Extracted data entries
━━━━━━━━━━━━━━━━
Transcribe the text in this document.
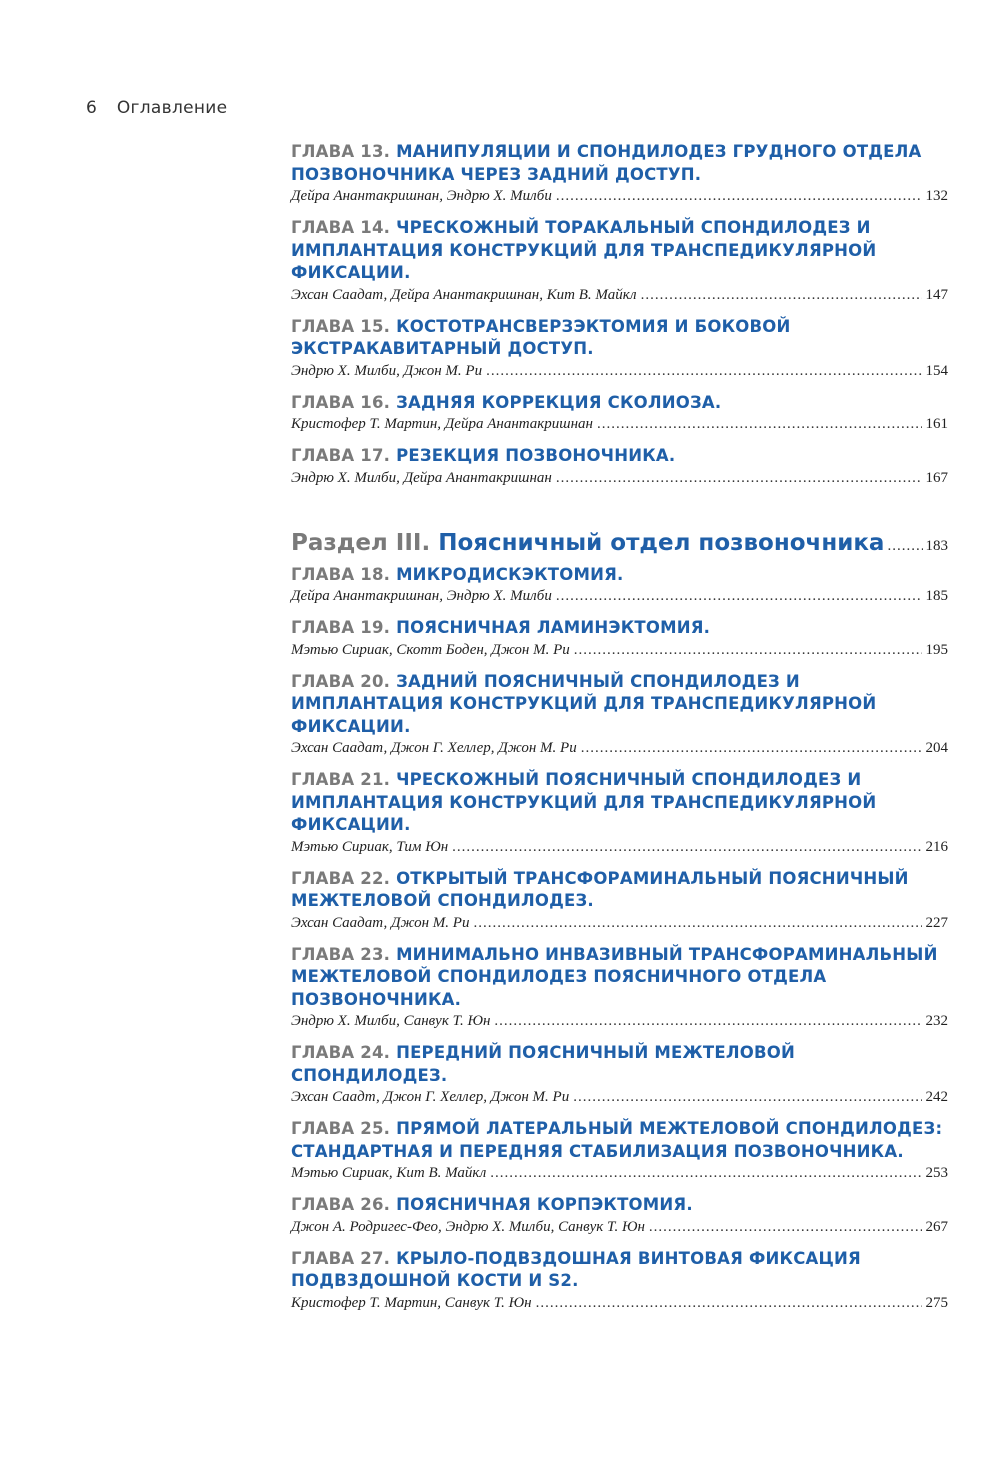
6 Оглавление
ГЛАВА 13. МАНИПУЛЯЦИИ И СПОНДИЛОДЕЗ ГРУДНОГО ОТДЕЛА ПОЗВОНОЧНИКА ЧЕРЕЗ ЗАДНИЙ ДОСТУП.
Дейра Анантакришнан, Эндрю Х. Милби .....	132
ГЛАВА 14. ЧРЕСКОЖНЫЙ ТОРАКАЛЬНЫЙ СПОНДИЛОДЕЗ И ИМПЛАНТАЦИЯ КОНСТРУКЦИЙ ДЛЯ ТРАНСПЕДИКУЛЯРНОЙ ФИКСАЦИИ.
Эхсан Саадат, Дейра Анантакришнан, Кит В. Майкл .....	147
ГЛАВА 15. КОСТОТРАНСВЕРЗЭКТОМИЯ И БОКОВОЙ ЭКСТРАКАВИТАРНЫЙ ДОСТУП.
Эндрю Х. Милби, Джон М. Ри .....	154
ГЛАВА 16. ЗАДНЯЯ КОРРЕКЦИЯ СКОЛИОЗА.
Кристофер Т. Мартин, Дейра Анантакришнан .....	161
ГЛАВА 17. РЕЗЕКЦИЯ ПОЗВОНОЧНИКА.
Эндрю Х. Милби, Дейра Анантакришнан .....	167
Раздел III. Поясничный отдел позвоночника .....	183
ГЛАВА 18. МИКРОДИСКЭКТОМИЯ.
Дейра Анантакришнан, Эндрю Х. Милби .....	185
ГЛАВА 19. ПОЯСНИЧНАЯ ЛАМИНЭКТОМИЯ.
Мэтью Сириак, Скотт Боден, Джон М. Ри .....	195
ГЛАВА 20. ЗАДНИЙ ПОЯСНИЧНЫЙ СПОНДИЛОДЕЗ И ИМПЛАНТАЦИЯ КОНСТРУКЦИЙ ДЛЯ ТРАНСПЕДИКУЛЯРНОЙ ФИКСАЦИИ.
Эхсан Саадат, Джон Г. Хеллер, Джон М. Ри .....	204
ГЛАВА 21. ЧРЕСКОЖНЫЙ ПОЯСНИЧНЫЙ СПОНДИЛОДЕЗ И ИМПЛАНТАЦИЯ КОНСТРУКЦИЙ ДЛЯ ТРАНСПЕДИКУЛЯРНОЙ ФИКСАЦИИ.
Мэтью Сириак, Тим Юн .....	216
ГЛАВА 22. ОТКРЫТЫЙ ТРАНСФОРАМИНАЛЬНЫЙ ПОЯСНИЧНЫЙ МЕЖТЕЛОВОЙ СПОНДИЛОДЕЗ.
Эхсан Саадат, Джон М. Ри .....	227
ГЛАВА 23. МИНИМАЛЬНО ИНВАЗИВНЫЙ ТРАНСФОРАМИНАЛЬНЫЙ МЕЖТЕЛОВОЙ СПОНДИЛОДЕЗ ПОЯСНИЧНОГО ОТДЕЛА ПОЗВОНОЧНИКА.
Эндрю Х. Милби, Санвук Т. Юн .....	232
ГЛАВА 24. ПЕРЕДНИЙ ПОЯСНИЧНЫЙ МЕЖТЕЛОВОЙ СПОНДИЛОДЕЗ.
Эхсан Саадт, Джон Г. Хеллер, Джон М. Ри .....	242
ГЛАВА 25. ПРЯМОЙ ЛАТЕРАЛЬНЫЙ МЕЖТЕЛОВОЙ СПОНДИЛОДЕЗ: СТАНДАРТНАЯ И ПЕРЕДНЯЯ СТАБИЛИЗАЦИЯ ПОЗВОНОЧНИКА.
Мэтью Сириак, Кит В. Майкл .....	253
ГЛАВА 26. ПОЯСНИЧНАЯ КОРПЭКТОМИЯ.
Джон А. Родригес-Фео, Эндрю Х. Милби, Санвук Т. Юн .....	267
ГЛАВА 27. КРЫЛО-ПОДВЗДОШНАЯ ВИНТОВАЯ ФИКСАЦИЯ ПОДВЗДОШНОЙ КОСТИ И S2.
Кристофер Т. Мартин, Санвук Т. Юн .....	275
━━━━━━━━━━━━━━━━
GOAL OF THE EXERCISE: Make an exact copy of the records shown above, without the pictures.

WRITTEN RESPONSE:
Transcribe the text in this document.
6 Оглавление
ГЛАВА 13. МАНИПУЛЯЦИИ И СПОНДИЛОДЕЗ ГРУДНОГО ОТДЕЛА ПОЗВОНОЧНИКА ЧЕРЕЗ ЗАДНИЙ ДОСТУП.
Дейра Анантакришнан, Эндрю Х. Милби .....	132
ГЛАВА 14. ЧРЕСКОЖНЫЙ ТОРАКАЛЬНЫЙ СПОНДИЛОДЕЗ И ИМПЛАНТАЦИЯ КОНСТРУКЦИЙ ДЛЯ ТРАНСПЕДИКУЛЯРНОЙ ФИКСАЦИИ.
Эхсан Саадат, Дейра Анантакришнан, Кит В. Майкл .....	147
ГЛАВА 15. КОСТОТРАНСВЕРЗЭКТОМИЯ И БОКОВОЙ ЭКСТРАКАВИТАРНЫЙ ДОСТУП.
Эндрю Х. Милби, Джон М. Ри .....	154
ГЛАВА 16. ЗАДНЯЯ КОРРЕКЦИЯ СКОЛИОЗА.
Кристофер Т. Мартин, Дейра Анантакришнан .....	161
ГЛАВА 17. РЕЗЕКЦИЯ ПОЗВОНОЧНИКА.
Эндрю Х. Милби, Дейра Анантакришнан .....	167
Раздел III. Поясничный отдел позвоночника .....	183
ГЛАВА 18. МИКРОДИСКЭКТОМИЯ.
Дейра Анантакришнан, Эндрю Х. Милби .....	185
ГЛАВА 19. ПОЯСНИЧНАЯ ЛАМИНЭКТОМИЯ.
Мэтью Сириак, Скотт Боден, Джон М. Ри .....	195
ГЛАВА 20. ЗАДНИЙ ПОЯСНИЧНЫЙ СПОНДИЛОДЕЗ И ИМПЛАНТАЦИЯ КОНСТРУКЦИЙ ДЛЯ ТРАНСПЕДИКУЛЯРНОЙ ФИКСАЦИИ.
Эхсан Саадат, Джон Г. Хеллер, Джон М. Ри .....	204
ГЛАВА 21. ЧРЕСКОЖНЫЙ ПОЯСНИЧНЫЙ СПОНДИЛОДЕЗ И ИМПЛАНТАЦИЯ КОНСТРУКЦИЙ ДЛЯ ТРАНСПЕДИКУЛЯРНОЙ ФИКСАЦИИ.
Мэтью Сириак, Тим Юн .....	216
ГЛАВА 22. ОТКРЫТЫЙ ТРАНСФОРАМИНАЛЬНЫЙ ПОЯСНИЧНЫЙ МЕЖТЕЛОВОЙ СПОНДИЛОДЕЗ.
Эхсан Саадат, Джон М. Ри .....	227
ГЛАВА 23. МИНИМАЛЬНО ИНВАЗИВНЫЙ ТРАНСФОРАМИНАЛЬНЫЙ МЕЖТЕЛОВОЙ СПОНДИЛОДЕЗ ПОЯСНИЧНОГО ОТДЕЛА ПОЗВОНОЧНИКА.
Эндрю Х. Милби, Санвук Т. Юн .....	232
ГЛАВА 24. ПЕРЕДНИЙ ПОЯСНИЧНЫЙ МЕЖТЕЛОВОЙ СПОНДИЛОДЕЗ.
Эхсан Саадт, Джон Г. Хеллер, Джон М. Ри .....	242
ГЛАВА 25. ПРЯМОЙ ЛАТЕРАЛЬНЫЙ МЕЖТЕЛОВОЙ СПОНДИЛОДЕЗ: СТАНДАРТНАЯ И ПЕРЕДНЯЯ СТАБИЛИЗАЦИЯ ПОЗВОНОЧНИКА.
Мэтью Сириак, Кит В. Майкл .....	253
ГЛАВА 26. ПОЯСНИЧНАЯ КОРПЭКТОМИЯ.
Джон А. Родригес-Фео, Эндрю Х. Милби, Санвук Т. Юн .....	267
ГЛАВА 27. КРЫЛО-ПОДВЗДОШНАЯ ВИНТОВАЯ ФИКСАЦИЯ ПОДВЗДОШНОЙ КОСТИ И S2.
Кристофер Т. Мартин, Санвук Т. Юн .....	275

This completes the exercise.